### Written instruction
Skip the pictures and repeat each line of the data exactly.
********
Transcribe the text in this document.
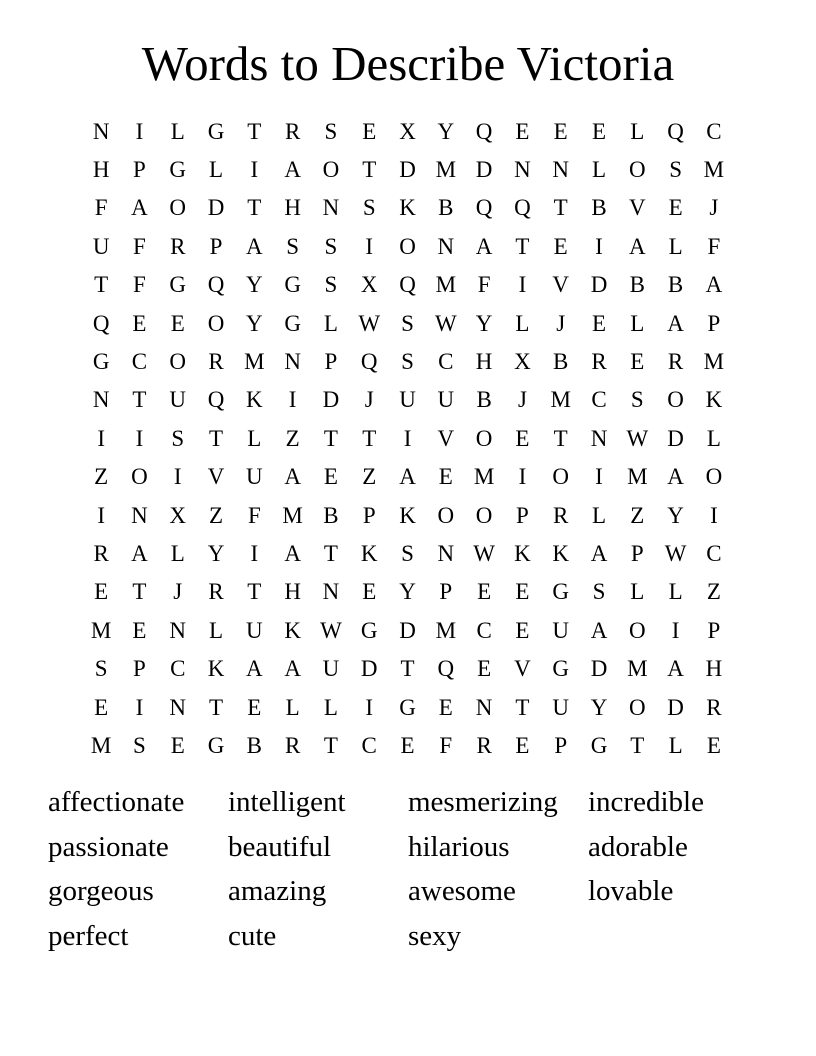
Words to Describe Victoria
N	I	L G T	R	S	E X Y Q E	E	E	L Q C
H	P	G L	I	A O T D M D N N L O	S M
F	A O D T H N	S	K B Q Q T	B V E	J
U	F	R	P	A	S	S	I	O N A T	E	I	A L	F
T	F	G Q Y G	S	X Q M F	I	V D B B A
Q E	E O Y G L W S W Y L	J	E	L A	P
G C O R M N	P	Q	S	C H X B R	E	R M
N T U Q K	I	D	J	U U B	J	M C	S	O K
I	I	S	T	L	Z	T	T	I	V O E	T N W D L
Z O	I	V U A E	Z A E M	I	O	I	M A O
I	N X Z	F M B	P	K O O	P	R	L	Z Y	I
R A L Y	I	A T K	S	N W K K A	P W C
E	T	J	R	T H N E Y	P	E	E G	S	L	L	Z
M E N L U K W G D M C	E U A O	I	P
S	P	C K A A U D T Q E V G D M A H
E	I	N T	E	L	L	I	G E N T U Y O D R
M S	E G B R	T	C	E	F	R	E	P	G T	L	E
affectionate	intelligent	mesmerizing	incredible
passionate	beautiful	hilarious	adorable
gorgeous	amazing	awesome	lovable
perfect	cute	sexy
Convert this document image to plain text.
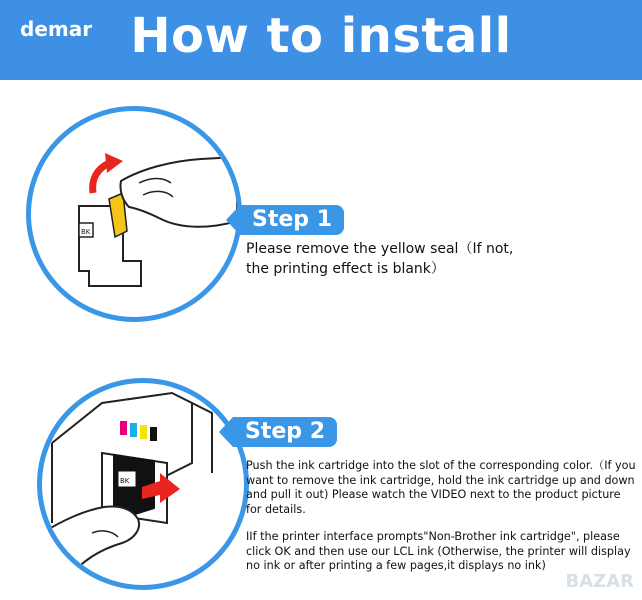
demar How to install
BK	Step 1
Please remove the yellow seal（If not,
the printing effect is blank）
BK
Step 2

Push the ink cartridge into the slot of the corresponding color.（If you want to remove the ink cartridge, hold the ink cartridge up and down and pull it out) Please watch the VIDEO next to the product picture for details.

IIf the printer interface prompts"Non-Brother ink cartridge", please click OK and then use our LCL ink (Otherwise, the printer will display no ink or after printing a few pages,it displays no ink)

BAZAR
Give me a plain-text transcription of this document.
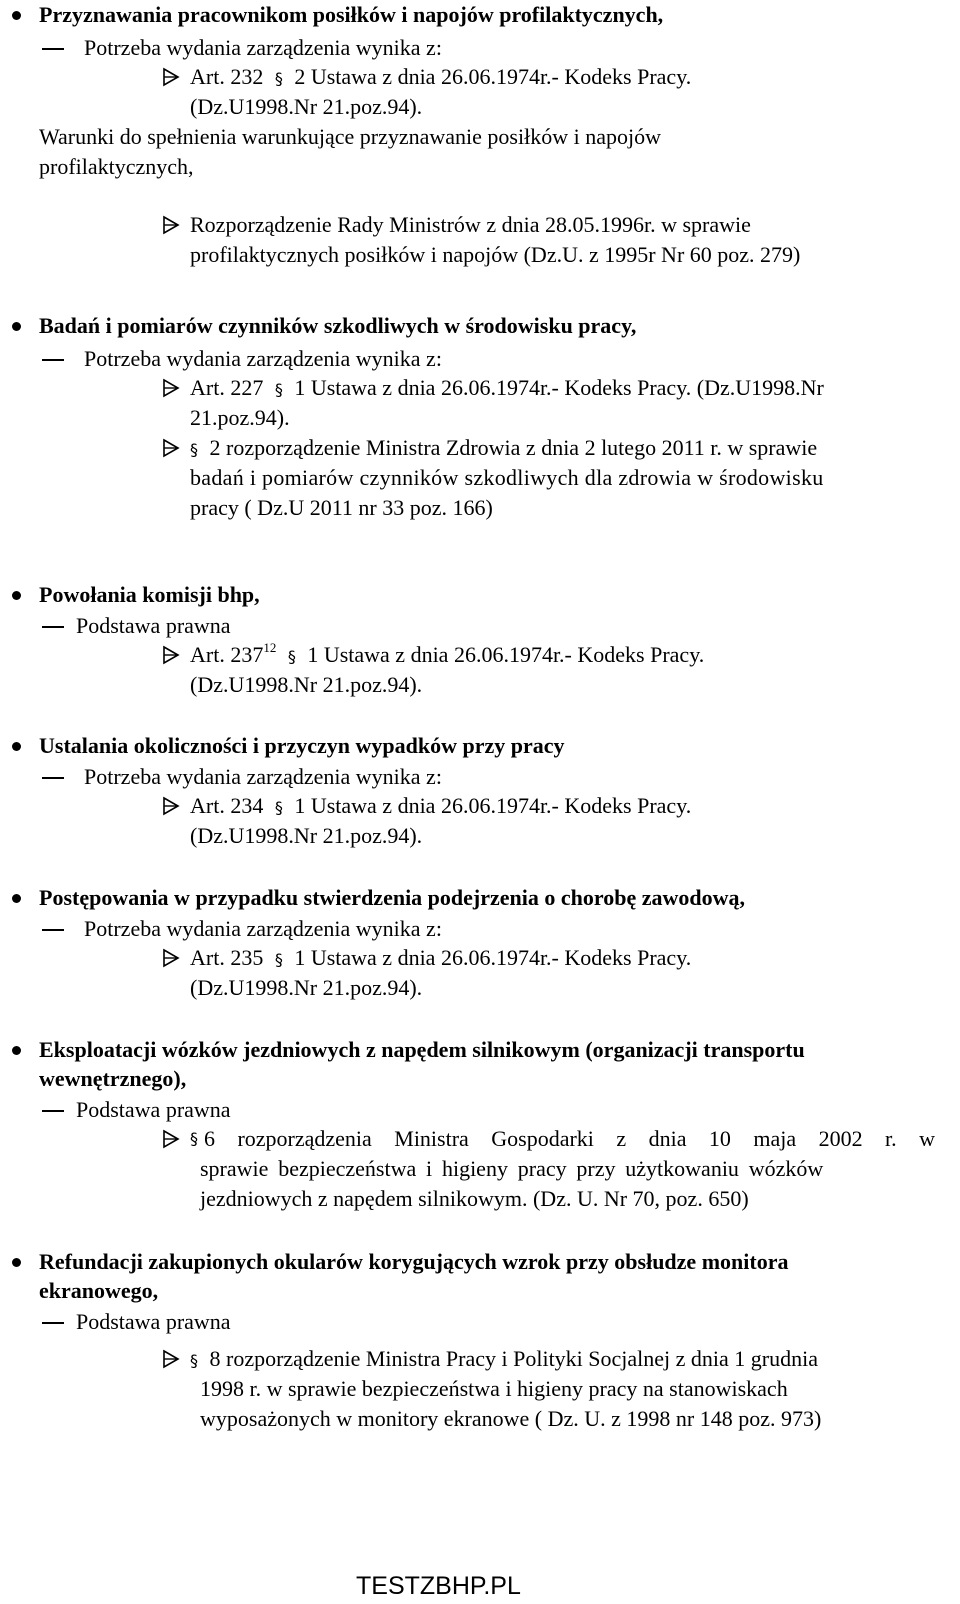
Przyznawania pracownikom posiłków i napojów profilaktycznych,
Potrzeba wydania zarządzenia wynika z:
Art. 232 § 2 Ustawa z dnia 26.06.1974r.- Kodeks Pracy.
(Dz.U1998.Nr 21.poz.94).
Warunki do spełnienia warunkujące przyznawanie posiłków i napojów
profilaktycznych,
Rozporządzenie Rady Ministrów z dnia 28.05.1996r. w sprawie
profilaktycznych posiłków i napojów (Dz.U. z 1995r Nr 60 poz. 279)
Badań i pomiarów czynników szkodliwych w środowisku pracy,
Potrzeba wydania zarządzenia wynika z:
Art. 227 § 1 Ustawa z dnia 26.06.1974r.- Kodeks Pracy. (Dz.U1998.Nr
21.poz.94).
§ 2 rozporządzenie Ministra Zdrowia z dnia 2 lutego 2011 r. w sprawie
badań i pomiarów czynników szkodliwych dla zdrowia w środowisku
pracy ( Dz.U 2011 nr 33 poz. 166)
Powołania komisji bhp,
Podstawa prawna
Art. $237^{12}$ § 1 Ustawa z dnia 26.06.1974r.- Kodeks Pracy.
(Dz.U1998.Nr 21.poz.94).
Ustalania okoliczności i przyczyn wypadków przy pracy
Potrzeba wydania zarządzenia wynika z:
Art. 234 § 1 Ustawa z dnia 26.06.1974r.- Kodeks Pracy.
(Dz.U1998.Nr 21.poz.94).
Postępowania w przypadku stwierdzenia podejrzenia o chorobę zawodową,
Potrzeba wydania zarządzenia wynika z:
Art. 235 § 1 Ustawa z dnia 26.06.1974r.- Kodeks Pracy.
(Dz.U1998.Nr 21.poz.94).
Eksploatacji wózków jezdniowych z napędem silnikowym (organizacji transportu
wewnętrznego),
Podstawa prawna
§ 6 rozporządzenia Ministra Gospodarki z dnia 10 maja 2002 r. w
sprawie bezpieczeństwa i higieny pracy przy użytkowaniu wózków
jezdniowych z napędem silnikowym. (Dz. U. Nr 70, poz. 650)
Refundacji zakupionych okularów korygujących wzrok przy obsłudze monitora
ekranowego,
Podstawa prawna
§ 8 rozporządzenie Ministra Pracy i Polityki Socjalnej z dnia 1 grudnia
1998 r. w sprawie bezpieczeństwa i higieny pracy na stanowiskach
wyposażonych w monitory ekranowe ( Dz. U. z 1998 nr 148 poz. 973)
TESTZBHP.PL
********
### Answer to this problem
Transcribe the text in this document.
Words to Describe Victoria
N	I	L G T	R	S	E X Y Q E	E	E	L Q C
H	P	G L	I	A O T D M D N N L O	S M
F	A O D T H N	S	K B Q Q T	B V E	J
U	F	R	P	A	S	S	I	O N A T	E	I	A L	F
T	F	G Q Y G	S	X Q M F	I	V D B B A
Q E	E O Y G L W S W Y L	J	E	L A	P
G C O R M N	P	Q	S	C H X B R	E	R M
N T U Q K	I	D	J	U U B	J	M C	S	O K
I	I	S	T	L	Z	T	T	I	V O E	T N W D L
Z O	I	V U A E	Z A E M	I	O	I	M A O
I	N X Z	F M B	P	K O O	P	R	L	Z Y	I
R A L Y	I	A T K	S	N W K K A	P W C
E	T	J	R	T H N E Y	P	E	E G	S	L	L	Z
M E N L U K W G D M C	E U A O	I	P
S	P	C K A A U D T Q E V G D M A H
E	I	N T	E	L	L	I	G E N T U Y O D R
M S	E G B R	T	C	E	F	R	E	P	G T	L	E
affectionate	intelligent	mesmerizing	incredible
passionate	beautiful	hilarious	adorable
gorgeous	amazing	awesome	lovable
perfect	cute	sexy
Convert this document image to plain text.
demar How to install
BK	Step 1
Please remove the yellow seal（If not,
the printing effect is blank）
BK
Step 2

Push the ink cartridge into the slot of the corresponding color.（If you want to remove the ink cartridge, hold the ink cartridge up and down and pull it out) Please watch the VIDEO next to the product picture for details.

IIf the printer interface prompts"Non-Brother ink cartridge", please click OK and then use our LCL ink (Otherwise, the printer will display no ink or after printing a few pages,it displays no ink)

BAZAR
Give me a plain-text transcription of this document.
Przyznawania pracownikom posiłków i napojów profilaktycznych,
Potrzeba wydania zarządzenia wynika z:
Art. 232 § 2 Ustawa z dnia 26.06.1974r.- Kodeks Pracy.
(Dz.U1998.Nr 21.poz.94).
Warunki do spełnienia warunkujące przyznawanie posiłków i napojów
profilaktycznych,
Rozporządzenie Rady Ministrów z dnia 28.05.1996r. w sprawie
profilaktycznych posiłków i napojów (Dz.U. z 1995r Nr 60 poz. 279)
Badań i pomiarów czynników szkodliwych w środowisku pracy,
Potrzeba wydania zarządzenia wynika z:
Art. 227 § 1 Ustawa z dnia 26.06.1974r.- Kodeks Pracy. (Dz.U1998.Nr
21.poz.94).
§ 2 rozporządzenie Ministra Zdrowia z dnia 2 lutego 2011 r. w sprawie
badań i pomiarów czynników szkodliwych dla zdrowia w środowisku
pracy ( Dz.U 2011 nr 33 poz. 166)
Powołania komisji bhp,
Podstawa prawna
Art. $237^{12}$ § 1 Ustawa z dnia 26.06.1974r.- Kodeks Pracy.
(Dz.U1998.Nr 21.poz.94).
Ustalania okoliczności i przyczyn wypadków przy pracy
Potrzeba wydania zarządzenia wynika z:
Art. 234 § 1 Ustawa z dnia 26.06.1974r.- Kodeks Pracy.
(Dz.U1998.Nr 21.poz.94).
Postępowania w przypadku stwierdzenia podejrzenia o chorobę zawodową,
Potrzeba wydania zarządzenia wynika z:
Art. 235 § 1 Ustawa z dnia 26.06.1974r.- Kodeks Pracy.
(Dz.U1998.Nr 21.poz.94).
Eksploatacji wózków jezdniowych z napędem silnikowym (organizacji transportu
wewnętrznego),
Podstawa prawna
§ 6 rozporządzenia Ministra Gospodarki z dnia 10 maja 2002 r. w
sprawie bezpieczeństwa i higieny pracy przy użytkowaniu wózków
jezdniowych z napędem silnikowym. (Dz. U. Nr 70, poz. 650)
Refundacji zakupionych okularów korygujących wzrok przy obsłudze monitora
ekranowego,
Podstawa prawna
§ 8 rozporządzenie Ministra Pracy i Polityki Socjalnej z dnia 1 grudnia
1998 r. w sprawie bezpieczeństwa i higieny pracy na stanowiskach
wyposażonych w monitory ekranowe ( Dz. U. z 1998 nr 148 poz. 973)
TESTZBHP.PL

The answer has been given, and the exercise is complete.